··· RECORDS SUPPLIED ···

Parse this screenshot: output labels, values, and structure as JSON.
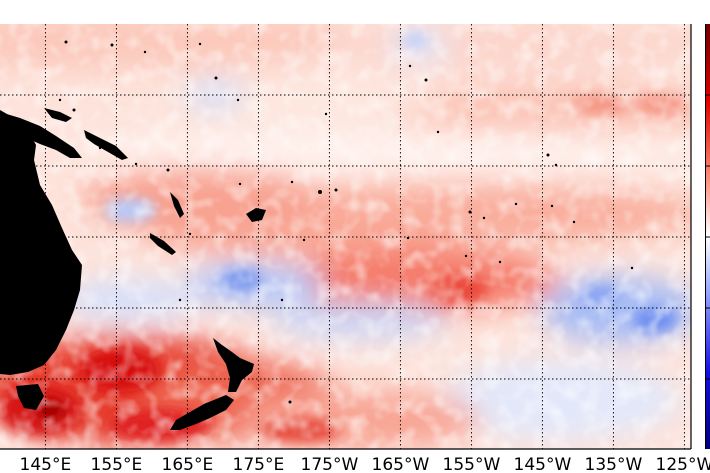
{
  "map": {
    "projection": "equirectangular",
    "region": "Southwest Pacific Ocean",
    "lon_range": [
      141,
      237
    ],
    "lat_range": [
      -50,
      10
    ],
    "graticule_style": "dotted",
    "graticule_lats": [
      0,
      -10,
      -20,
      -30,
      -40,
      -50
    ],
    "graticule_lons": [
      145,
      155,
      165,
      175,
      185,
      195,
      205,
      215,
      225,
      235
    ],
    "colormap": "seismic (blue-white-red diverging)",
    "colors": {
      "land": "#000000",
      "deep_red": "#d50000",
      "red": "#f25a4a",
      "light_red": "#fbc2b4",
      "white": "#ffffff",
      "light_blue": "#c8d6fb",
      "blue": "#5a7ee8",
      "colorbar_top": "#6a0000",
      "colorbar_bottom": "#00007a"
    },
    "longitude_labels": [
      {
        "lon": 145,
        "text": "145°E"
      },
      {
        "lon": 155,
        "text": "155°E"
      },
      {
        "lon": 165,
        "text": "165°E"
      },
      {
        "lon": 175,
        "text": "175°E"
      },
      {
        "lon": 185,
        "text": "175°W"
      },
      {
        "lon": 195,
        "text": "165°W"
      },
      {
        "lon": 205,
        "text": "155°W"
      },
      {
        "lon": 215,
        "text": "145°W"
      },
      {
        "lon": 225,
        "text": "135°W"
      },
      {
        "lon": 235,
        "text": "125°W"
      }
    ]
  }
}
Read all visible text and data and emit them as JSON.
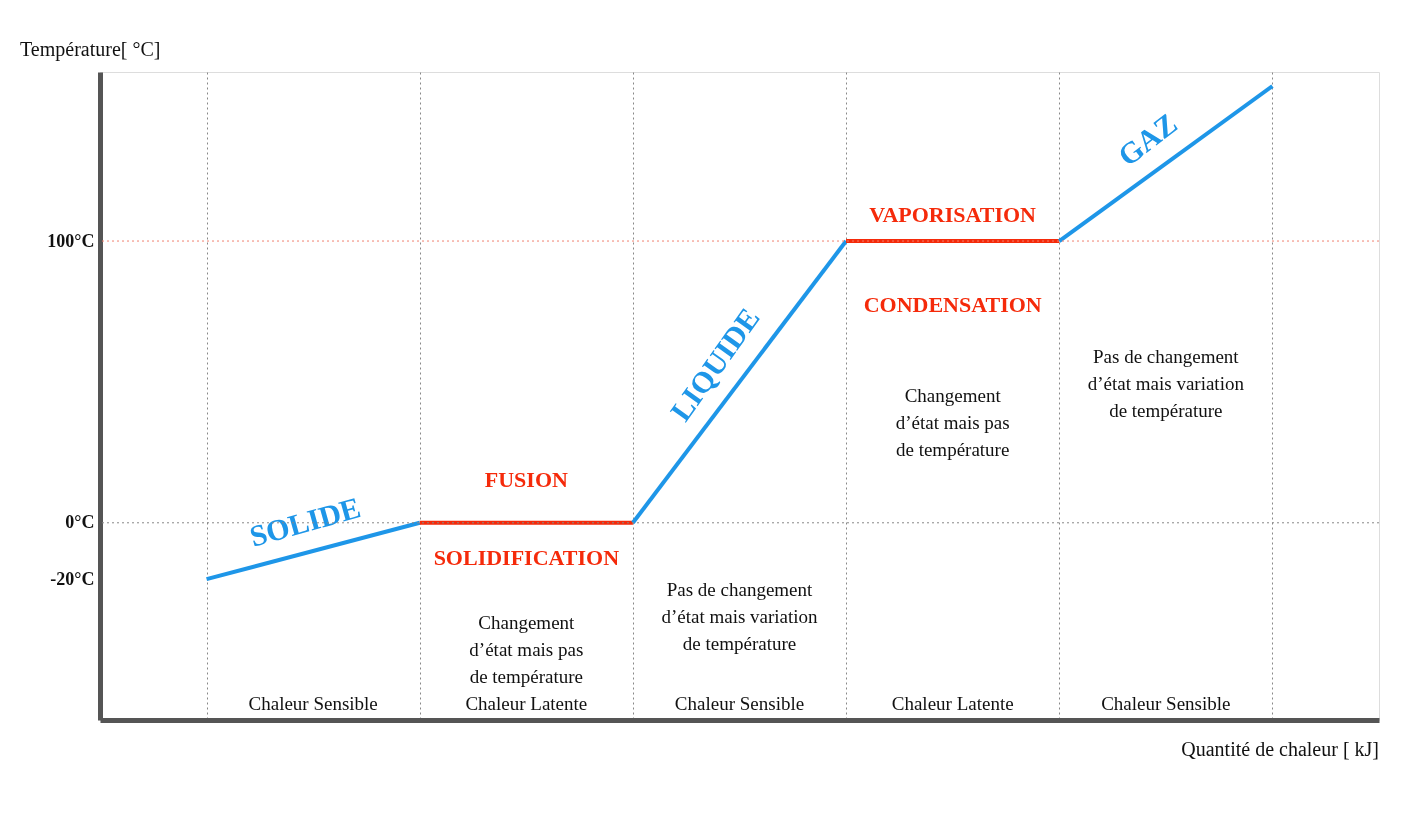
{
  "chart_data": {
    "type": "line",
    "xlabel": "Quantité de chaleur [ kJ]",
    "ylabel": "Température[ °C]",
    "categories": [
      null,
      null,
      null,
      null,
      null,
      null
    ],
    "ylim": [
      -70,
      160
    ],
    "yticks": [
      {
        "value": -20,
        "label": "-20°C"
      },
      {
        "value": 0,
        "label": "0°C"
      },
      {
        "value": 100,
        "label": "100°C"
      }
    ],
    "tick_labels": "y",
    "grid": "x",
    "marker": "none",
    "line_style": "solid",
    "series": [
      {
        "name": "SOLIDE",
        "color": "#1e96e8",
        "values": [
          -20,
          0,
          null,
          null,
          null,
          null
        ]
      },
      {
        "color": "#f52a0a",
        "values": [
          null,
          0,
          0,
          null,
          null,
          null
        ]
      },
      {
        "name": "LIQUIDE",
        "color": "#1e96e8",
        "values": [
          null,
          null,
          0,
          100,
          null,
          null
        ]
      },
      {
        "color": "#f52a0a",
        "values": [
          null,
          null,
          null,
          100,
          100,
          null
        ]
      },
      {
        "name": "GAZ",
        "color": "#1e96e8",
        "values": [
          null,
          null,
          null,
          null,
          100,
          155
        ]
      }
    ],
    "ref_lines": [
      {
        "axis": "y",
        "value": 0,
        "color": "#888888",
        "line_style": "dotted"
      },
      {
        "axis": "y",
        "value": 100,
        "color": "#f08070",
        "line_style": "dotted"
      }
    ],
    "annotations": [
      "FUSION",
      "SOLIDIFICATION",
      "VAPORISATION",
      "CONDENSATION",
      "Changement\nd’état mais pas\nde température",
      "Changement\nd’état mais pas\nde température",
      "Pas de changement\nd’état mais variation\nde température",
      "Pas de changement\nd’état mais variation\nde température",
      "Chaleur Sensible",
      "Chaleur Latente",
      "Chaleur Sensible",
      "Chaleur Latente",
      "Chaleur Sensible"
    ]
  }
}
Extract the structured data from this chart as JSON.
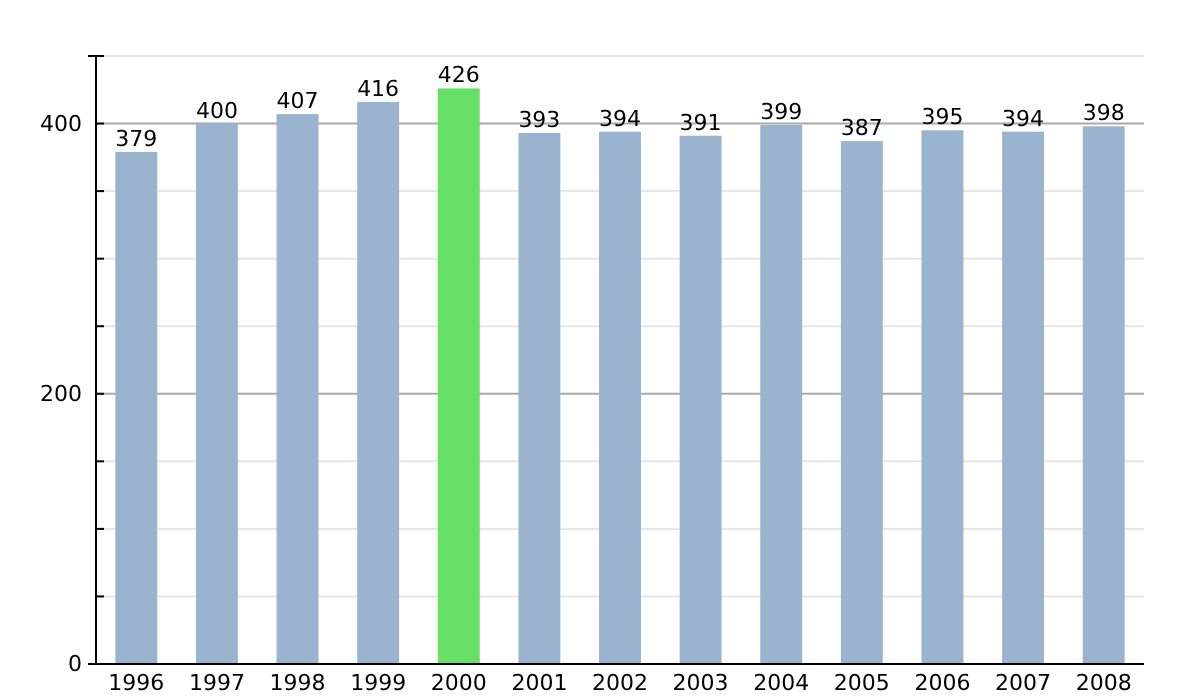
{
  "chart_data": {
    "type": "bar",
    "categories": [
      "1996",
      "1997",
      "1998",
      "1999",
      "2000",
      "2001",
      "2002",
      "2003",
      "2004",
      "2005",
      "2006",
      "2007",
      "2008"
    ],
    "values": [
      379,
      400,
      407,
      416,
      426,
      393,
      394,
      391,
      399,
      387,
      395,
      394,
      398
    ],
    "colors": [
      "#9ab3cf",
      "#9ab3cf",
      "#9ab3cf",
      "#9ab3cf",
      "#66e066",
      "#9ab3cf",
      "#9ab3cf",
      "#9ab3cf",
      "#9ab3cf",
      "#9ab3cf",
      "#9ab3cf",
      "#9ab3cf",
      "#9ab3cf"
    ],
    "ylim": [
      0,
      450
    ],
    "yticks": [
      0,
      {
        "value": 50,
        "label": null
      },
      {
        "value": 100,
        "label": null
      },
      {
        "value": 150,
        "label": null
      },
      200,
      {
        "value": 250,
        "label": null
      },
      {
        "value": 300,
        "label": null
      },
      {
        "value": 350,
        "label": null
      },
      400,
      {
        "value": 450,
        "label": null
      }
    ],
    "grid": true,
    "data_labels": true
  }
}
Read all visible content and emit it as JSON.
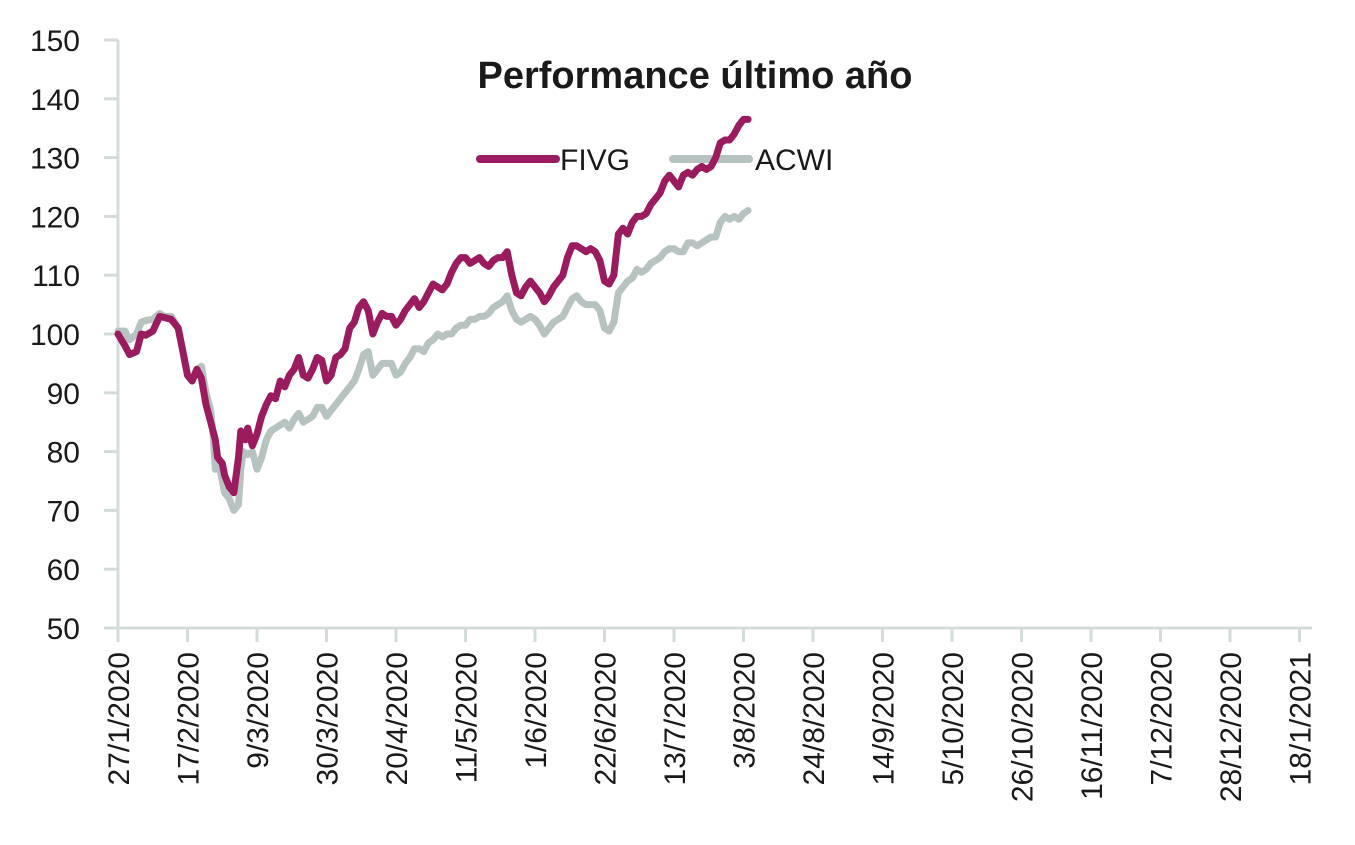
{
  "chart_data": {
    "type": "line",
    "title": "Performance último año",
    "xlabel": "",
    "ylabel": "",
    "ylim": [
      50,
      150
    ],
    "yticks": [
      50,
      60,
      70,
      80,
      90,
      100,
      110,
      120,
      130,
      140,
      150
    ],
    "xtick_labels": [
      "27/1/2020",
      "17/2/2020",
      "9/3/2020",
      "30/3/2020",
      "20/4/2020",
      "11/5/2020",
      "1/6/2020",
      "22/6/2020",
      "13/7/2020",
      "3/8/2020",
      "24/8/2020",
      "14/9/2020",
      "5/10/2020",
      "26/10/2020",
      "16/11/2020",
      "7/12/2020",
      "28/12/2020",
      "18/1/2021"
    ],
    "grid": false,
    "legend_position": "top-center",
    "series": [
      {
        "name": "FIVG",
        "color": "#9b1b5f",
        "points": [
          [
            0,
            100
          ],
          [
            0.3,
            98
          ],
          [
            0.5,
            96.5
          ],
          [
            0.8,
            97
          ],
          [
            1,
            100
          ],
          [
            1.2,
            99.8
          ],
          [
            1.5,
            100.5
          ],
          [
            1.8,
            103
          ],
          [
            2,
            102.8
          ],
          [
            2.3,
            102.5
          ],
          [
            2.6,
            101
          ],
          [
            2.8,
            97
          ],
          [
            3,
            93
          ],
          [
            3.2,
            92
          ],
          [
            3.4,
            94
          ],
          [
            3.6,
            92.5
          ],
          [
            3.8,
            88
          ],
          [
            4,
            85
          ],
          [
            4.2,
            82
          ],
          [
            4.3,
            79
          ],
          [
            4.5,
            78
          ],
          [
            4.6,
            76
          ],
          [
            4.8,
            74
          ],
          [
            5,
            73
          ],
          [
            5.2,
            79
          ],
          [
            5.3,
            83.5
          ],
          [
            5.5,
            82
          ],
          [
            5.6,
            84
          ],
          [
            5.8,
            81
          ],
          [
            6,
            83
          ],
          [
            6.2,
            86
          ],
          [
            6.4,
            88
          ],
          [
            6.6,
            89.5
          ],
          [
            6.8,
            89
          ],
          [
            7,
            92
          ],
          [
            7.2,
            91
          ],
          [
            7.4,
            93
          ],
          [
            7.6,
            94
          ],
          [
            7.8,
            96
          ],
          [
            8,
            93
          ],
          [
            8.2,
            92.5
          ],
          [
            8.4,
            94
          ],
          [
            8.6,
            96
          ],
          [
            8.8,
            95.5
          ],
          [
            9,
            92
          ],
          [
            9.2,
            93
          ],
          [
            9.4,
            96
          ],
          [
            9.6,
            96.5
          ],
          [
            9.8,
            97.5
          ],
          [
            10,
            101
          ],
          [
            10.2,
            102
          ],
          [
            10.4,
            104.5
          ],
          [
            10.6,
            105.5
          ],
          [
            10.8,
            104
          ],
          [
            11,
            100
          ],
          [
            11.2,
            102
          ],
          [
            11.4,
            103.5
          ],
          [
            11.6,
            103
          ],
          [
            11.8,
            103
          ],
          [
            12,
            101.5
          ],
          [
            12.2,
            102.5
          ],
          [
            12.4,
            104
          ],
          [
            12.6,
            105
          ],
          [
            12.8,
            106
          ],
          [
            13,
            104.5
          ],
          [
            13.2,
            105.5
          ],
          [
            13.4,
            107
          ],
          [
            13.6,
            108.5
          ],
          [
            13.8,
            108
          ],
          [
            14,
            107.5
          ],
          [
            14.2,
            108.5
          ],
          [
            14.4,
            110.5
          ],
          [
            14.6,
            112
          ],
          [
            14.8,
            113
          ],
          [
            15,
            113
          ],
          [
            15.2,
            112
          ],
          [
            15.4,
            112.5
          ],
          [
            15.6,
            113
          ],
          [
            15.8,
            112
          ],
          [
            16,
            111.5
          ],
          [
            16.2,
            112.5
          ],
          [
            16.4,
            113
          ],
          [
            16.6,
            113
          ],
          [
            16.8,
            114
          ],
          [
            17,
            110
          ],
          [
            17.2,
            107
          ],
          [
            17.4,
            106.5
          ],
          [
            17.6,
            108
          ],
          [
            17.8,
            109
          ],
          [
            18,
            108
          ],
          [
            18.2,
            107
          ],
          [
            18.4,
            105.5
          ],
          [
            18.6,
            106.5
          ],
          [
            18.8,
            108
          ],
          [
            19,
            109
          ],
          [
            19.2,
            110
          ],
          [
            19.4,
            113
          ],
          [
            19.6,
            115
          ],
          [
            19.8,
            115
          ],
          [
            20,
            114.5
          ],
          [
            20.2,
            114
          ],
          [
            20.4,
            114.5
          ],
          [
            20.6,
            114
          ],
          [
            20.8,
            112.5
          ],
          [
            21,
            109
          ],
          [
            21.2,
            108.5
          ],
          [
            21.4,
            110
          ],
          [
            21.6,
            117
          ],
          [
            21.8,
            118
          ],
          [
            22,
            117
          ],
          [
            22.2,
            119
          ],
          [
            22.4,
            120
          ],
          [
            22.6,
            120
          ],
          [
            22.8,
            120.5
          ],
          [
            23,
            122
          ],
          [
            23.2,
            123
          ],
          [
            23.4,
            124
          ],
          [
            23.6,
            126
          ],
          [
            23.8,
            127
          ],
          [
            24,
            126
          ],
          [
            24.2,
            125
          ],
          [
            24.4,
            127
          ],
          [
            24.6,
            127.5
          ],
          [
            24.8,
            127
          ],
          [
            25,
            128
          ],
          [
            25.2,
            128.5
          ],
          [
            25.4,
            128
          ],
          [
            25.6,
            128.5
          ],
          [
            25.8,
            130
          ],
          [
            26,
            132.5
          ],
          [
            26.2,
            133
          ],
          [
            26.4,
            133
          ],
          [
            26.6,
            134
          ],
          [
            26.8,
            135.5
          ],
          [
            27,
            136.5
          ],
          [
            27.2,
            136.5
          ]
        ]
      },
      {
        "name": "ACWI",
        "color": "#b7c3c1",
        "points": [
          [
            0,
            100.5
          ],
          [
            0.3,
            100.5
          ],
          [
            0.5,
            99
          ],
          [
            0.8,
            100
          ],
          [
            1,
            102
          ],
          [
            1.2,
            102.3
          ],
          [
            1.5,
            102.5
          ],
          [
            1.8,
            103.5
          ],
          [
            2,
            103
          ],
          [
            2.3,
            103
          ],
          [
            2.6,
            101
          ],
          [
            2.8,
            97
          ],
          [
            3,
            93
          ],
          [
            3.2,
            92
          ],
          [
            3.4,
            94
          ],
          [
            3.6,
            94.5
          ],
          [
            3.8,
            90
          ],
          [
            4,
            87
          ],
          [
            4.1,
            83
          ],
          [
            4.2,
            77
          ],
          [
            4.3,
            79
          ],
          [
            4.5,
            75
          ],
          [
            4.6,
            73
          ],
          [
            4.8,
            72
          ],
          [
            5,
            70
          ],
          [
            5.2,
            71
          ],
          [
            5.3,
            77
          ],
          [
            5.4,
            80
          ],
          [
            5.6,
            79.5
          ],
          [
            5.8,
            80
          ],
          [
            6,
            77
          ],
          [
            6.2,
            79
          ],
          [
            6.4,
            82
          ],
          [
            6.6,
            83.5
          ],
          [
            6.8,
            84
          ],
          [
            7,
            84.5
          ],
          [
            7.2,
            85
          ],
          [
            7.4,
            84
          ],
          [
            7.6,
            85.5
          ],
          [
            7.8,
            86.5
          ],
          [
            8,
            85
          ],
          [
            8.2,
            85.5
          ],
          [
            8.4,
            86
          ],
          [
            8.6,
            87.5
          ],
          [
            8.8,
            87.5
          ],
          [
            9,
            86
          ],
          [
            9.2,
            87
          ],
          [
            9.4,
            88
          ],
          [
            9.6,
            89
          ],
          [
            9.8,
            90
          ],
          [
            10,
            91
          ],
          [
            10.2,
            92
          ],
          [
            10.4,
            94
          ],
          [
            10.6,
            96.5
          ],
          [
            10.8,
            97
          ],
          [
            11,
            93
          ],
          [
            11.2,
            94
          ],
          [
            11.4,
            95
          ],
          [
            11.6,
            95
          ],
          [
            11.8,
            95
          ],
          [
            12,
            93
          ],
          [
            12.2,
            93.5
          ],
          [
            12.4,
            95
          ],
          [
            12.6,
            96
          ],
          [
            12.8,
            97.5
          ],
          [
            13,
            97.5
          ],
          [
            13.2,
            97
          ],
          [
            13.4,
            98.5
          ],
          [
            13.6,
            99
          ],
          [
            13.8,
            100
          ],
          [
            14,
            99.5
          ],
          [
            14.2,
            100
          ],
          [
            14.4,
            100
          ],
          [
            14.6,
            101
          ],
          [
            14.8,
            101.5
          ],
          [
            15,
            101.5
          ],
          [
            15.2,
            102.5
          ],
          [
            15.4,
            102.5
          ],
          [
            15.6,
            103
          ],
          [
            15.8,
            103
          ],
          [
            16,
            103.5
          ],
          [
            16.2,
            104.5
          ],
          [
            16.4,
            105
          ],
          [
            16.6,
            105.5
          ],
          [
            16.8,
            106.5
          ],
          [
            17,
            104
          ],
          [
            17.2,
            102.5
          ],
          [
            17.4,
            102
          ],
          [
            17.6,
            102.5
          ],
          [
            17.8,
            103
          ],
          [
            18,
            102.5
          ],
          [
            18.2,
            101.5
          ],
          [
            18.4,
            100
          ],
          [
            18.6,
            101
          ],
          [
            18.8,
            102
          ],
          [
            19,
            102.5
          ],
          [
            19.2,
            103
          ],
          [
            19.4,
            104.5
          ],
          [
            19.6,
            106
          ],
          [
            19.8,
            106.5
          ],
          [
            20,
            105.5
          ],
          [
            20.2,
            105
          ],
          [
            20.4,
            105
          ],
          [
            20.6,
            105
          ],
          [
            20.8,
            104
          ],
          [
            21,
            101
          ],
          [
            21.2,
            100.5
          ],
          [
            21.4,
            102
          ],
          [
            21.6,
            107
          ],
          [
            21.8,
            108
          ],
          [
            22,
            109
          ],
          [
            22.2,
            109.5
          ],
          [
            22.4,
            111
          ],
          [
            22.6,
            110.5
          ],
          [
            22.8,
            111
          ],
          [
            23,
            112
          ],
          [
            23.2,
            112.5
          ],
          [
            23.4,
            113
          ],
          [
            23.6,
            114
          ],
          [
            23.8,
            114.5
          ],
          [
            24,
            114.5
          ],
          [
            24.2,
            114
          ],
          [
            24.4,
            114
          ],
          [
            24.6,
            115.5
          ],
          [
            24.8,
            115.5
          ],
          [
            25,
            115
          ],
          [
            25.2,
            115.5
          ],
          [
            25.4,
            116
          ],
          [
            25.6,
            116.5
          ],
          [
            25.8,
            116.5
          ],
          [
            26,
            119
          ],
          [
            26.2,
            120
          ],
          [
            26.4,
            119.5
          ],
          [
            26.6,
            120
          ],
          [
            26.8,
            119.5
          ],
          [
            27,
            120.5
          ],
          [
            27.2,
            121
          ]
        ]
      }
    ]
  }
}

···

**DIRECTIVE**
Pull out every line holding "text" from the records above, and copy it.

**COMPLETE RESPONSE**
        "text": "145°E"
        "text": "155°E"
        "text": "165°E"
        "text": "175°E"
        "text": "175°W"
        "text": "165°W"
        "text": "155°W"
        "text": "145°W"
        "text": "135°W"
        "text": "125°W"
Read all visible text and data and emit them as JSON.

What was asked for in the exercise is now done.